Source material Start Marker

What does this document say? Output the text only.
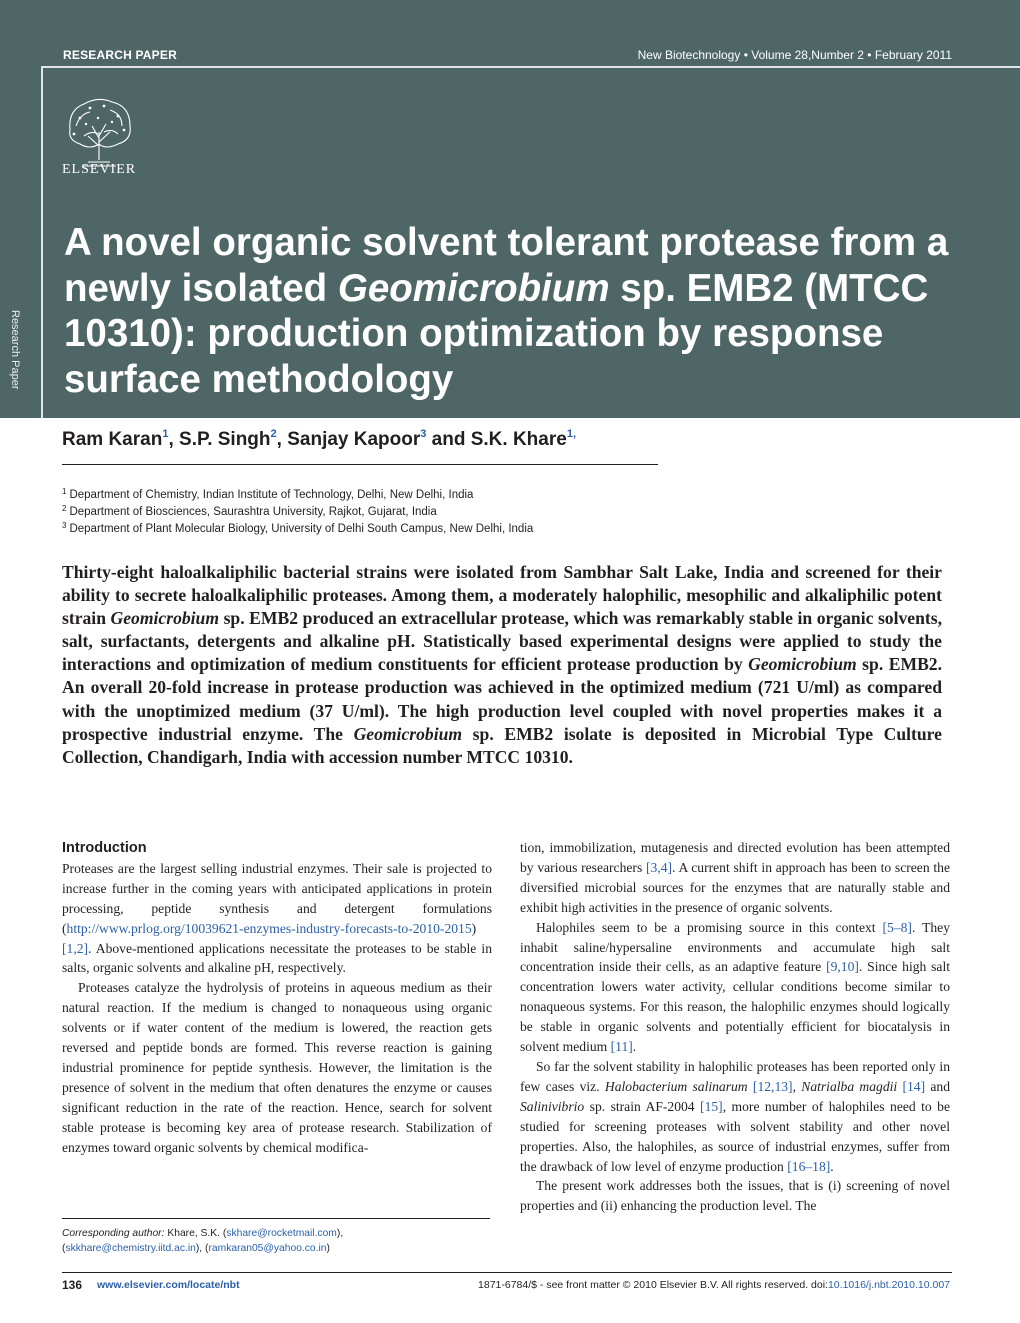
RESEARCH PAPER	New Biotechnology • Volume 28,Number 2 • February 2011
Research Paper
ELSEVIER
A novel organic solvent tolerant protease from a newly isolated Geomicrobium sp. EMB2 (MTCC 10310): production optimization by response surface methodology
Ram Karan$^1$, S.P. Singh$^2$, Sanjay Kapoor$^3$ and S.K. Khare$^{1,}$
$^1$ Department of Chemistry, Indian Institute of Technology, Delhi, New Delhi, India
$^2$ Department of Biosciences, Saurashtra University, Rajkot, Gujarat, India
$^3$ Department of Plant Molecular Biology, University of Delhi South Campus, New Delhi, India
Thirty-eight haloalkaliphilic bacterial strains were isolated from Sambhar Salt Lake, India and screened for their ability to secrete haloalkaliphilic proteases. Among them, a moderately halophilic, mesophilic and alkaliphilic potent strain Geomicrobium sp. EMB2 produced an extracellular protease, which was remarkably stable in organic solvents, salt, surfactants, detergents and alkaline pH. Statistically based experimental designs were applied to study the interactions and optimization of medium constituents for efficient protease production by Geomicrobium sp. EMB2. An overall 20-fold increase in protease production was achieved in the optimized medium (721 U/ml) as compared with the unoptimized medium (37 U/ml). The high production level coupled with novel properties makes it a prospective industrial enzyme. The Geomicrobium sp. EMB2 isolate is deposited in Microbial Type Culture Collection, Chandigarh, India with accession number MTCC 10310.
Introduction

Proteases are the largest selling industrial enzymes. Their sale is projected to increase further in the coming years with anticipated applications in protein processing, peptide synthesis and detergent formulations (http://www.prlog.org/10039621-enzymes-industry-forecasts-to-2010-2015) [1,2]. Above-mentioned applications necessitate the proteases to be stable in salts, organic solvents and alkaline pH, respectively.

Proteases catalyze the hydrolysis of proteins in aqueous medium as their natural reaction. If the medium is changed to nonaqueous using organic solvents or if water content of the medium is lowered, the reaction gets reversed and peptide bonds are formed. This reverse reaction is gaining industrial prominence for peptide synthesis. However, the limitation is the presence of solvent in the medium that often denatures the enzyme or causes significant reduction in the rate of the reaction. Hence, search for solvent stable protease is becoming key area of protease research. Stabilization of enzymes toward organic solvents by chemical modifica-

tion, immobilization, mutagenesis and directed evolution has been attempted by various researchers [3,4]. A current shift in approach has been to screen the diversified microbial sources for the enzymes that are naturally stable and exhibit high activities in the presence of organic solvents.

Halophiles seem to be a promising source in this context [5–8]. They inhabit saline/hypersaline environments and accumulate high salt concentration inside their cells, as an adaptive feature [9,10]. Since high salt concentration lowers water activity, cellular conditions become similar to nonaqueous systems. For this reason, the halophilic enzymes should logically be stable in organic solvents and potentially efficient for biocatalysis in solvent medium [11].

So far the solvent stability in halophilic proteases has been reported only in few cases viz. Halobacterium salinarum [12,13], Natrialba magdii [14] and Salinivibrio sp. strain AF-2004 [15], more number of halophiles need to be studied for screening proteases with solvent stability and other novel properties. Also, the halophiles, as source of industrial enzymes, suffer from the drawback of low level of enzyme production [16–18].

The present work addresses both the issues, that is (i) screening of novel properties and (ii) enhancing the production level. The

Corresponding author: Khare, S.K. (skhare@rocketmail.com),
(skkhare@chemistry.iitd.ac.in), (ramkaran05@yahoo.co.in)
136 www.elsevier.com/locate/nbt	1871-6784/$ - see front matter © 2010 Elsevier B.V. All rights reserved. doi:10.1016/j.nbt.2010.10.007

Source material End Marker

● Try it:
Write every record out again exactly; no pictures belong in the copy.

● Exercise output:
What does this document say? Output the text only.
RESEARCH PAPER	New Biotechnology • Volume 28,Number 2 • February 2011
Research Paper
ELSEVIER
A novel organic solvent tolerant protease from a newly isolated Geomicrobium sp. EMB2 (MTCC 10310): production optimization by response surface methodology
Ram Karan$^1$, S.P. Singh$^2$, Sanjay Kapoor$^3$ and S.K. Khare$^{1,}$
$^1$ Department of Chemistry, Indian Institute of Technology, Delhi, New Delhi, India
$^2$ Department of Biosciences, Saurashtra University, Rajkot, Gujarat, India
$^3$ Department of Plant Molecular Biology, University of Delhi South Campus, New Delhi, India
Thirty-eight haloalkaliphilic bacterial strains were isolated from Sambhar Salt Lake, India and screened for their ability to secrete haloalkaliphilic proteases. Among them, a moderately halophilic, mesophilic and alkaliphilic potent strain Geomicrobium sp. EMB2 produced an extracellular protease, which was remarkably stable in organic solvents, salt, surfactants, detergents and alkaline pH. Statistically based experimental designs were applied to study the interactions and optimization of medium constituents for efficient protease production by Geomicrobium sp. EMB2. An overall 20-fold increase in protease production was achieved in the optimized medium (721 U/ml) as compared with the unoptimized medium (37 U/ml). The high production level coupled with novel properties makes it a prospective industrial enzyme. The Geomicrobium sp. EMB2 isolate is deposited in Microbial Type Culture Collection, Chandigarh, India with accession number MTCC 10310.
Introduction

Proteases are the largest selling industrial enzymes. Their sale is projected to increase further in the coming years with anticipated applications in protein processing, peptide synthesis and detergent formulations (http://www.prlog.org/10039621-enzymes-industry-forecasts-to-2010-2015) [1,2]. Above-mentioned applications necessitate the proteases to be stable in salts, organic solvents and alkaline pH, respectively.

Proteases catalyze the hydrolysis of proteins in aqueous medium as their natural reaction. If the medium is changed to nonaqueous using organic solvents or if water content of the medium is lowered, the reaction gets reversed and peptide bonds are formed. This reverse reaction is gaining industrial prominence for peptide synthesis. However, the limitation is the presence of solvent in the medium that often denatures the enzyme or causes significant reduction in the rate of the reaction. Hence, search for solvent stable protease is becoming key area of protease research. Stabilization of enzymes toward organic solvents by chemical modifica-

tion, immobilization, mutagenesis and directed evolution has been attempted by various researchers [3,4]. A current shift in approach has been to screen the diversified microbial sources for the enzymes that are naturally stable and exhibit high activities in the presence of organic solvents.

Halophiles seem to be a promising source in this context [5–8]. They inhabit saline/hypersaline environments and accumulate high salt concentration inside their cells, as an adaptive feature [9,10]. Since high salt concentration lowers water activity, cellular conditions become similar to nonaqueous systems. For this reason, the halophilic enzymes should logically be stable in organic solvents and potentially efficient for biocatalysis in solvent medium [11].

So far the solvent stability in halophilic proteases has been reported only in few cases viz. Halobacterium salinarum [12,13], Natrialba magdii [14] and Salinivibrio sp. strain AF-2004 [15], more number of halophiles need to be studied for screening proteases with solvent stability and other novel properties. Also, the halophiles, as source of industrial enzymes, suffer from the drawback of low level of enzyme production [16–18].

The present work addresses both the issues, that is (i) screening of novel properties and (ii) enhancing the production level. The

Corresponding author: Khare, S.K. (skhare@rocketmail.com),
(skkhare@chemistry.iitd.ac.in), (ramkaran05@yahoo.co.in)
136 www.elsevier.com/locate/nbt	1871-6784/$ - see front matter © 2010 Elsevier B.V. All rights reserved. doi:10.1016/j.nbt.2010.10.007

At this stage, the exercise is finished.